Written request: Copy out each line containing "this" from the entries below.

——————————

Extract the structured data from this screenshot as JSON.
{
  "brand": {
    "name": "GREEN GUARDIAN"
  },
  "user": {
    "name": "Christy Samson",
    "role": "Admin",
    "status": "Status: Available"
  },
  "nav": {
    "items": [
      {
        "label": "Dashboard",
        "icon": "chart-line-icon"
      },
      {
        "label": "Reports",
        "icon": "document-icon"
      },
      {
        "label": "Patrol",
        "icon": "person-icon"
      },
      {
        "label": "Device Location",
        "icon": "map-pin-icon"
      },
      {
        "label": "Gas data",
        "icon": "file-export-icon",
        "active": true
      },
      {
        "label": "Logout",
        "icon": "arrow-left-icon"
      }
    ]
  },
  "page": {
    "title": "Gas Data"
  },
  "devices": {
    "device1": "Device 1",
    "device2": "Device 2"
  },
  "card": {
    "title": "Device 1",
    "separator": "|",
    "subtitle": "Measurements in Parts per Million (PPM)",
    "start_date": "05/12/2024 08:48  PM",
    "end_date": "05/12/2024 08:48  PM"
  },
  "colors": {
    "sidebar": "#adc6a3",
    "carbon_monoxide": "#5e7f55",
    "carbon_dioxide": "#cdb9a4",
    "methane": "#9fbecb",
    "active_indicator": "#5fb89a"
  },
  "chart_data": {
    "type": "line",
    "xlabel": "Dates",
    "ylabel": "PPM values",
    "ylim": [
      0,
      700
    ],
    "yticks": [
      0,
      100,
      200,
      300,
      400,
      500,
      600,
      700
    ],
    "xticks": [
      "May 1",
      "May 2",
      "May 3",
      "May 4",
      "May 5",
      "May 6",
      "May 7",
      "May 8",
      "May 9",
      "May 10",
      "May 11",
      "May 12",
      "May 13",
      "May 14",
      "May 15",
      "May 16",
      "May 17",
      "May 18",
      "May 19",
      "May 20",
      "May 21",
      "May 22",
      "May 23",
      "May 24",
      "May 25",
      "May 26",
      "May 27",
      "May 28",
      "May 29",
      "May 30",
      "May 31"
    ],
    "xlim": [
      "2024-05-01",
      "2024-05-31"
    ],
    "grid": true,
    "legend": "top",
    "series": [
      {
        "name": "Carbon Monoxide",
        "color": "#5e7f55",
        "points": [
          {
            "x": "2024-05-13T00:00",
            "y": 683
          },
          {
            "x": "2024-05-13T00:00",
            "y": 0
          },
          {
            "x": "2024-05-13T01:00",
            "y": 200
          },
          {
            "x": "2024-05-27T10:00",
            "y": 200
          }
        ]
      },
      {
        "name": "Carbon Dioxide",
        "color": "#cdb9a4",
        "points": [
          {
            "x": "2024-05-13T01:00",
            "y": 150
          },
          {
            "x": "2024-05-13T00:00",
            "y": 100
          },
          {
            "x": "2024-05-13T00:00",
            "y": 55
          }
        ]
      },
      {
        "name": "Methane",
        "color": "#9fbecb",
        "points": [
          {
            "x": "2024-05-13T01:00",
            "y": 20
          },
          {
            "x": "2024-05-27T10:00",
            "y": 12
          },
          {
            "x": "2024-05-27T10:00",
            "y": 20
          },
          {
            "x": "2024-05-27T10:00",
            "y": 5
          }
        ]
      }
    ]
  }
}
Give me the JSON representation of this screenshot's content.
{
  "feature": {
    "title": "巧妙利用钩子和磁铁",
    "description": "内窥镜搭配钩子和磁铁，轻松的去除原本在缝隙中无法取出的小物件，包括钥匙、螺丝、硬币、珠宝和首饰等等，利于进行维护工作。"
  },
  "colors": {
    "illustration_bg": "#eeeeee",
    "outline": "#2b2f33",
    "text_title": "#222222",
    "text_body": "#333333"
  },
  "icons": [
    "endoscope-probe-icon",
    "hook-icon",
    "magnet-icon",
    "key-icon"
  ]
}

——————————

Finished task:
Extract the structured data from this screenshot as JSON.
Give me the JSON representation of this screenshot's content.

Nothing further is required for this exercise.